(Beginning of Extracted information)

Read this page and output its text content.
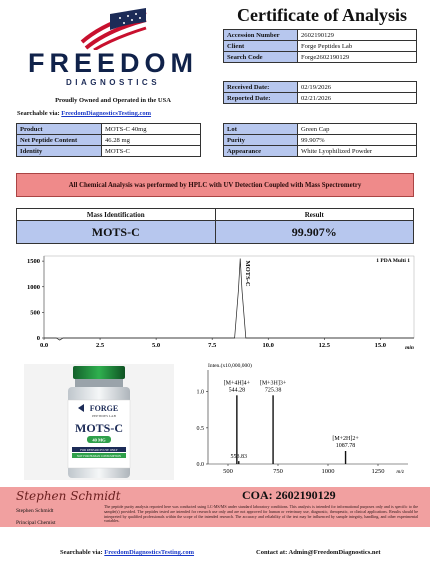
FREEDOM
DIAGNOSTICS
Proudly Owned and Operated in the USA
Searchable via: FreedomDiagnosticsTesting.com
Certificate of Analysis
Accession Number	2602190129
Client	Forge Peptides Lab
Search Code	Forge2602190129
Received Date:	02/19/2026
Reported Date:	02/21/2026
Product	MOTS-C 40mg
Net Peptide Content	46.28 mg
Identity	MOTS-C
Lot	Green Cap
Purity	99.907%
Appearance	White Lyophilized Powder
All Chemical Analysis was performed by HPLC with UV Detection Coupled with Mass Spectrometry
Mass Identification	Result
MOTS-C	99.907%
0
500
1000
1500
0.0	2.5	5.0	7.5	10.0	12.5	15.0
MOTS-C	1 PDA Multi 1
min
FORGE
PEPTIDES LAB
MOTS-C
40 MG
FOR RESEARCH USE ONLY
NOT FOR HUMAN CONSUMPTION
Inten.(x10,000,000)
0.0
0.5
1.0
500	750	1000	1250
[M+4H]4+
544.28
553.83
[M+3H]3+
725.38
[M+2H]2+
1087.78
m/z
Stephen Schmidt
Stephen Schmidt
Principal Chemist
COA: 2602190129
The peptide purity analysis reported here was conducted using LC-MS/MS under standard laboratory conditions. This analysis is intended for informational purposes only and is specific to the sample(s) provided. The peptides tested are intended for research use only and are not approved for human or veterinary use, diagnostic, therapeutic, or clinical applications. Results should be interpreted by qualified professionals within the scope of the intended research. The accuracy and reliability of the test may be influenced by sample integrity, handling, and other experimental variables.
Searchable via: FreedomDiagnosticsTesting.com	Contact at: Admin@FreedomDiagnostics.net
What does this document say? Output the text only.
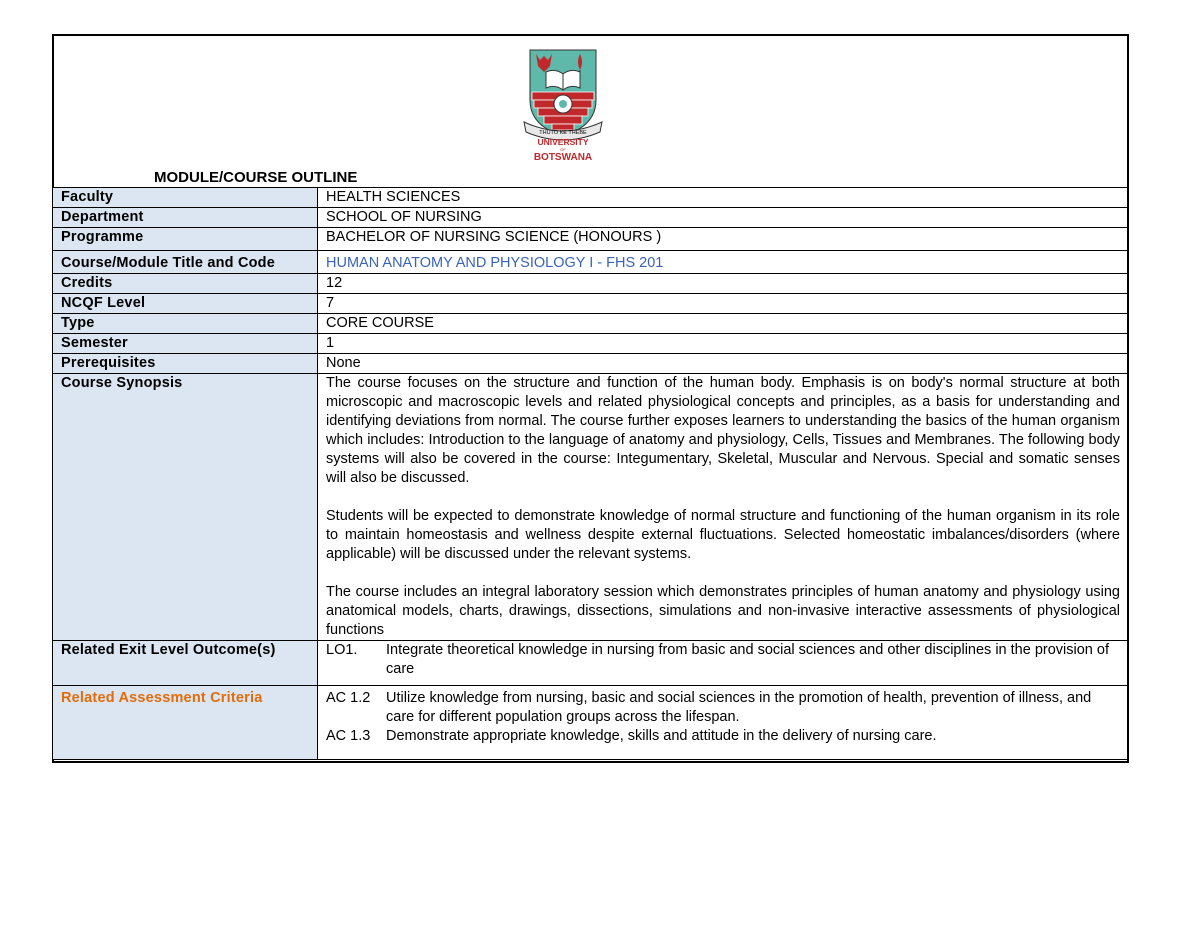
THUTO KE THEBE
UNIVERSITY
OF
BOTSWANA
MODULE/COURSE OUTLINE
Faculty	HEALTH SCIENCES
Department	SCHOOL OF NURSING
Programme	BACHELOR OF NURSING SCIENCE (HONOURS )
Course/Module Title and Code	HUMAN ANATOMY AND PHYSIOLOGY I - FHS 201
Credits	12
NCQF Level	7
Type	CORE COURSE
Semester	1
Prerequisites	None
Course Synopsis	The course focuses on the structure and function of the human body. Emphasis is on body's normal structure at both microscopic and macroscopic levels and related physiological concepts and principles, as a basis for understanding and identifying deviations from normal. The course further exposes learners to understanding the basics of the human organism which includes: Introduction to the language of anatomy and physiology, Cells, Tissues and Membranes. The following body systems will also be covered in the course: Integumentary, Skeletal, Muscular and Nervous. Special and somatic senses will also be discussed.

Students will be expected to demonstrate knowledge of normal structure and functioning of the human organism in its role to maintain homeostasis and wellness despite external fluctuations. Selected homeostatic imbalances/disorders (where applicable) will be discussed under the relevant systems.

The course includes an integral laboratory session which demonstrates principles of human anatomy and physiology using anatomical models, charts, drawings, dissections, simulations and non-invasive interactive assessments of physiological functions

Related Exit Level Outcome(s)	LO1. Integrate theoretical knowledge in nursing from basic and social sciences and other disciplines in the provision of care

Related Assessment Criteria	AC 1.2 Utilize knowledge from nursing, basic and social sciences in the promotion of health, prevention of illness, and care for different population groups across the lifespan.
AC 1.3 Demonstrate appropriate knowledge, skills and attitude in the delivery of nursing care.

(End of Extracted information)
(Beginning of Extracted information)

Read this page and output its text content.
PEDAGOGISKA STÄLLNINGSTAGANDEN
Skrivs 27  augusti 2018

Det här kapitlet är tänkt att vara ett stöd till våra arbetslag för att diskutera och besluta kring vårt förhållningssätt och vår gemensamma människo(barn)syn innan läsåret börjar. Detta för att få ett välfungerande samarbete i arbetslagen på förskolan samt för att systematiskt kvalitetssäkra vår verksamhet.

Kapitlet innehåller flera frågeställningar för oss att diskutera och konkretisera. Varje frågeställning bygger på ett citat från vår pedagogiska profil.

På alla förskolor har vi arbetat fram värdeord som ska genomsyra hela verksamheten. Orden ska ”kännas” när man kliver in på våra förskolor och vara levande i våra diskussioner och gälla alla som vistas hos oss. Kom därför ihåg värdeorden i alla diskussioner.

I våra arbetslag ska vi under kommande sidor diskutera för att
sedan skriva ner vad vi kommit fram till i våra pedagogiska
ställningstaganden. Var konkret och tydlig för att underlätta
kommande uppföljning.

(End of Extracted information)

### [The problem]
The required answer is each line of the entries containing the string "discussed".

### [Result]
Course Synopsis	The course focuses on the structure and function of the human body. Emphasis is on body's normal structure at both microscopic and macroscopic levels and related physiological concepts and principles, as a basis for understanding and identifying deviations from normal. The course further exposes learners to understanding the basics of the human organism which includes: Introduction to the language of anatomy and physiology, Cells, Tissues and Membranes. The following body systems will also be covered in the course: Integumentary, Skeletal, Muscular and Nervous. Special and somatic senses will also be discussed.
Students will be expected to demonstrate knowledge of normal structure and functioning of the human organism in its role to maintain homeostasis and wellness despite external fluctuations. Selected homeostatic imbalances/disorders (where applicable) will be discussed under the relevant systems.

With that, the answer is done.